Entries supplied:
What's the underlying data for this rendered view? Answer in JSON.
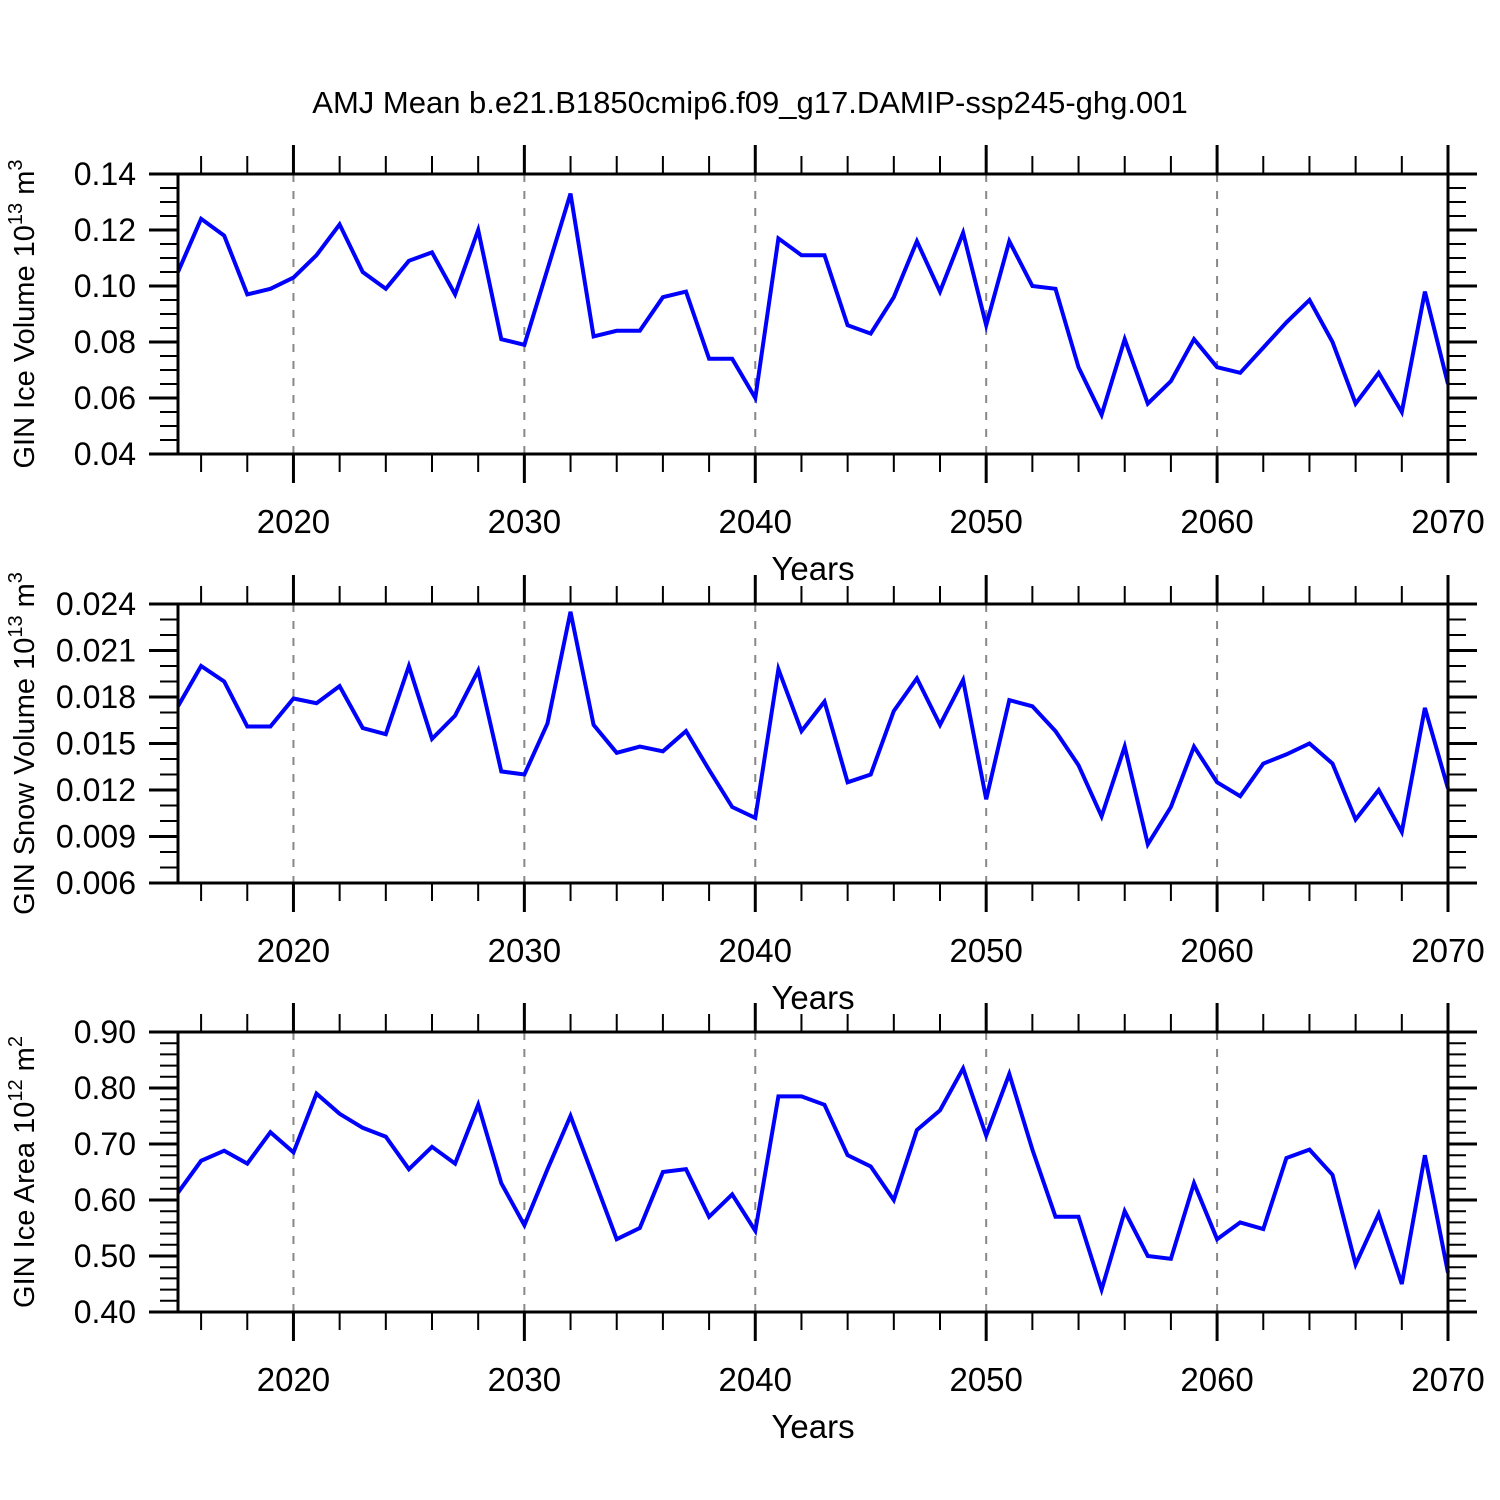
{
  "title": "AMJ Mean b.e21.B1850cmip6.f09_g17.DAMIP-ssp245-ghg.001",
  "line_color": "#0000ff",
  "grid_color": "#888888",
  "axis_color": "#000000",
  "x_axis": {
    "label": "Years",
    "range": [
      2015,
      2070
    ],
    "minor_step": 2,
    "gridlines": [
      2020,
      2030,
      2040,
      2050,
      2060
    ],
    "major_ticks": [
      {
        "v": 2020,
        "label": "2020"
      },
      {
        "v": 2030,
        "label": "2030"
      },
      {
        "v": 2040,
        "label": "2040"
      },
      {
        "v": 2050,
        "label": "2050"
      },
      {
        "v": 2060,
        "label": "2060"
      },
      {
        "v": 2070,
        "label": "2070"
      }
    ]
  },
  "chart_data": [
    {
      "type": "line",
      "title": "",
      "ylabel": "GIN Ice Volume 10^13 m^3",
      "ylabel_parts": [
        {
          "t": "GIN Ice Volume 10"
        },
        {
          "t": "13",
          "sup": true
        },
        {
          "t": " m"
        },
        {
          "t": "3",
          "sup": true
        }
      ],
      "ylim": [
        0.04,
        0.14
      ],
      "y_minor_step": 0.005,
      "yticks": [
        {
          "v": 0.04,
          "label": "0.04"
        },
        {
          "v": 0.06,
          "label": "0.06"
        },
        {
          "v": 0.08,
          "label": "0.08"
        },
        {
          "v": 0.1,
          "label": "0.10"
        },
        {
          "v": 0.12,
          "label": "0.12"
        },
        {
          "v": 0.14,
          "label": "0.14"
        }
      ],
      "x_start": 2015,
      "x_step": 1,
      "values": [
        0.105,
        0.124,
        0.118,
        0.097,
        0.099,
        0.103,
        0.111,
        0.122,
        0.105,
        0.099,
        0.109,
        0.112,
        0.097,
        0.12,
        0.081,
        0.079,
        0.106,
        0.133,
        0.082,
        0.084,
        0.084,
        0.096,
        0.098,
        0.074,
        0.074,
        0.06,
        0.117,
        0.111,
        0.111,
        0.086,
        0.083,
        0.096,
        0.116,
        0.098,
        0.119,
        0.086,
        0.116,
        0.1,
        0.099,
        0.071,
        0.054,
        0.081,
        0.058,
        0.066,
        0.081,
        0.071,
        0.069,
        0.078,
        0.087,
        0.095,
        0.08,
        0.058,
        0.069,
        0.055,
        0.098,
        0.065
      ]
    },
    {
      "type": "line",
      "title": "",
      "ylabel": "GIN Snow Volume 10^13 m^3",
      "ylabel_parts": [
        {
          "t": "GIN Snow Volume 10"
        },
        {
          "t": "13",
          "sup": true
        },
        {
          "t": " m"
        },
        {
          "t": "3",
          "sup": true
        }
      ],
      "ylim": [
        0.006,
        0.024
      ],
      "y_minor_step": 0.001,
      "yticks": [
        {
          "v": 0.006,
          "label": "0.006"
        },
        {
          "v": 0.009,
          "label": "0.009"
        },
        {
          "v": 0.012,
          "label": "0.012"
        },
        {
          "v": 0.015,
          "label": "0.015"
        },
        {
          "v": 0.018,
          "label": "0.018"
        },
        {
          "v": 0.021,
          "label": "0.021"
        },
        {
          "v": 0.024,
          "label": "0.024"
        }
      ],
      "x_start": 2015,
      "x_step": 1,
      "values": [
        0.0174,
        0.02,
        0.019,
        0.0161,
        0.0161,
        0.0179,
        0.0176,
        0.0187,
        0.016,
        0.0156,
        0.02,
        0.0153,
        0.0168,
        0.0197,
        0.0132,
        0.013,
        0.0163,
        0.0235,
        0.0162,
        0.0144,
        0.0148,
        0.0145,
        0.0158,
        0.0133,
        0.0109,
        0.0102,
        0.0198,
        0.0158,
        0.0177,
        0.0125,
        0.013,
        0.0171,
        0.0192,
        0.0162,
        0.0191,
        0.0114,
        0.0178,
        0.0174,
        0.0158,
        0.0136,
        0.0103,
        0.0148,
        0.0085,
        0.0109,
        0.0148,
        0.0125,
        0.0116,
        0.0137,
        0.0143,
        0.015,
        0.0137,
        0.0101,
        0.012,
        0.0093,
        0.0173,
        0.0121
      ]
    },
    {
      "type": "line",
      "title": "",
      "ylabel": "GIN Ice Area 10^12 m^2",
      "ylabel_parts": [
        {
          "t": "GIN Ice Area 10"
        },
        {
          "t": "12",
          "sup": true
        },
        {
          "t": " m"
        },
        {
          "t": "2",
          "sup": true
        }
      ],
      "ylim": [
        0.4,
        0.9
      ],
      "y_minor_step": 0.02,
      "yticks": [
        {
          "v": 0.4,
          "label": "0.40"
        },
        {
          "v": 0.5,
          "label": "0.50"
        },
        {
          "v": 0.6,
          "label": "0.60"
        },
        {
          "v": 0.7,
          "label": "0.70"
        },
        {
          "v": 0.8,
          "label": "0.80"
        },
        {
          "v": 0.9,
          "label": "0.90"
        }
      ],
      "x_start": 2015,
      "x_step": 1,
      "values": [
        0.613,
        0.67,
        0.688,
        0.665,
        0.721,
        0.685,
        0.79,
        0.754,
        0.729,
        0.713,
        0.655,
        0.695,
        0.665,
        0.77,
        0.63,
        0.555,
        0.655,
        0.75,
        0.64,
        0.53,
        0.55,
        0.65,
        0.655,
        0.57,
        0.61,
        0.545,
        0.785,
        0.785,
        0.77,
        0.68,
        0.66,
        0.6,
        0.725,
        0.76,
        0.835,
        0.715,
        0.825,
        0.69,
        0.57,
        0.57,
        0.44,
        0.58,
        0.5,
        0.495,
        0.63,
        0.53,
        0.56,
        0.548,
        0.675,
        0.69,
        0.645,
        0.485,
        0.575,
        0.45,
        0.68,
        0.47
      ]
    }
  ]
}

Task to complete: Output all of the data exactly as it stands, minus any images.

Written answer:
What's the underlying data for this rendered view? Answer in JSON.
{
  "title": "AMJ Mean b.e21.B1850cmip6.f09_g17.DAMIP-ssp245-ghg.001",
  "line_color": "#0000ff",
  "grid_color": "#888888",
  "axis_color": "#000000",
  "x_axis": {
    "label": "Years",
    "range": [
      2015,
      2070
    ],
    "minor_step": 2,
    "gridlines": [
      2020,
      2030,
      2040,
      2050,
      2060
    ],
    "major_ticks": [
      {
        "v": 2020,
        "label": "2020"
      },
      {
        "v": 2030,
        "label": "2030"
      },
      {
        "v": 2040,
        "label": "2040"
      },
      {
        "v": 2050,
        "label": "2050"
      },
      {
        "v": 2060,
        "label": "2060"
      },
      {
        "v": 2070,
        "label": "2070"
      }
    ]
  },
  "chart_data": [
    {
      "type": "line",
      "title": "",
      "ylabel": "GIN Ice Volume 10^13 m^3",
      "ylabel_parts": [
        {
          "t": "GIN Ice Volume 10"
        },
        {
          "t": "13",
          "sup": true
        },
        {
          "t": " m"
        },
        {
          "t": "3",
          "sup": true
        }
      ],
      "ylim": [
        0.04,
        0.14
      ],
      "y_minor_step": 0.005,
      "yticks": [
        {
          "v": 0.04,
          "label": "0.04"
        },
        {
          "v": 0.06,
          "label": "0.06"
        },
        {
          "v": 0.08,
          "label": "0.08"
        },
        {
          "v": 0.1,
          "label": "0.10"
        },
        {
          "v": 0.12,
          "label": "0.12"
        },
        {
          "v": 0.14,
          "label": "0.14"
        }
      ],
      "x_start": 2015,
      "x_step": 1,
      "values": [
        0.105,
        0.124,
        0.118,
        0.097,
        0.099,
        0.103,
        0.111,
        0.122,
        0.105,
        0.099,
        0.109,
        0.112,
        0.097,
        0.12,
        0.081,
        0.079,
        0.106,
        0.133,
        0.082,
        0.084,
        0.084,
        0.096,
        0.098,
        0.074,
        0.074,
        0.06,
        0.117,
        0.111,
        0.111,
        0.086,
        0.083,
        0.096,
        0.116,
        0.098,
        0.119,
        0.086,
        0.116,
        0.1,
        0.099,
        0.071,
        0.054,
        0.081,
        0.058,
        0.066,
        0.081,
        0.071,
        0.069,
        0.078,
        0.087,
        0.095,
        0.08,
        0.058,
        0.069,
        0.055,
        0.098,
        0.065
      ]
    },
    {
      "type": "line",
      "title": "",
      "ylabel": "GIN Snow Volume 10^13 m^3",
      "ylabel_parts": [
        {
          "t": "GIN Snow Volume 10"
        },
        {
          "t": "13",
          "sup": true
        },
        {
          "t": " m"
        },
        {
          "t": "3",
          "sup": true
        }
      ],
      "ylim": [
        0.006,
        0.024
      ],
      "y_minor_step": 0.001,
      "yticks": [
        {
          "v": 0.006,
          "label": "0.006"
        },
        {
          "v": 0.009,
          "label": "0.009"
        },
        {
          "v": 0.012,
          "label": "0.012"
        },
        {
          "v": 0.015,
          "label": "0.015"
        },
        {
          "v": 0.018,
          "label": "0.018"
        },
        {
          "v": 0.021,
          "label": "0.021"
        },
        {
          "v": 0.024,
          "label": "0.024"
        }
      ],
      "x_start": 2015,
      "x_step": 1,
      "values": [
        0.0174,
        0.02,
        0.019,
        0.0161,
        0.0161,
        0.0179,
        0.0176,
        0.0187,
        0.016,
        0.0156,
        0.02,
        0.0153,
        0.0168,
        0.0197,
        0.0132,
        0.013,
        0.0163,
        0.0235,
        0.0162,
        0.0144,
        0.0148,
        0.0145,
        0.0158,
        0.0133,
        0.0109,
        0.0102,
        0.0198,
        0.0158,
        0.0177,
        0.0125,
        0.013,
        0.0171,
        0.0192,
        0.0162,
        0.0191,
        0.0114,
        0.0178,
        0.0174,
        0.0158,
        0.0136,
        0.0103,
        0.0148,
        0.0085,
        0.0109,
        0.0148,
        0.0125,
        0.0116,
        0.0137,
        0.0143,
        0.015,
        0.0137,
        0.0101,
        0.012,
        0.0093,
        0.0173,
        0.0121
      ]
    },
    {
      "type": "line",
      "title": "",
      "ylabel": "GIN Ice Area 10^12 m^2",
      "ylabel_parts": [
        {
          "t": "GIN Ice Area 10"
        },
        {
          "t": "12",
          "sup": true
        },
        {
          "t": " m"
        },
        {
          "t": "2",
          "sup": true
        }
      ],
      "ylim": [
        0.4,
        0.9
      ],
      "y_minor_step": 0.02,
      "yticks": [
        {
          "v": 0.4,
          "label": "0.40"
        },
        {
          "v": 0.5,
          "label": "0.50"
        },
        {
          "v": 0.6,
          "label": "0.60"
        },
        {
          "v": 0.7,
          "label": "0.70"
        },
        {
          "v": 0.8,
          "label": "0.80"
        },
        {
          "v": 0.9,
          "label": "0.90"
        }
      ],
      "x_start": 2015,
      "x_step": 1,
      "values": [
        0.613,
        0.67,
        0.688,
        0.665,
        0.721,
        0.685,
        0.79,
        0.754,
        0.729,
        0.713,
        0.655,
        0.695,
        0.665,
        0.77,
        0.63,
        0.555,
        0.655,
        0.75,
        0.64,
        0.53,
        0.55,
        0.65,
        0.655,
        0.57,
        0.61,
        0.545,
        0.785,
        0.785,
        0.77,
        0.68,
        0.66,
        0.6,
        0.725,
        0.76,
        0.835,
        0.715,
        0.825,
        0.69,
        0.57,
        0.57,
        0.44,
        0.58,
        0.5,
        0.495,
        0.63,
        0.53,
        0.56,
        0.548,
        0.675,
        0.69,
        0.645,
        0.485,
        0.575,
        0.45,
        0.68,
        0.47
      ]
    }
  ]
}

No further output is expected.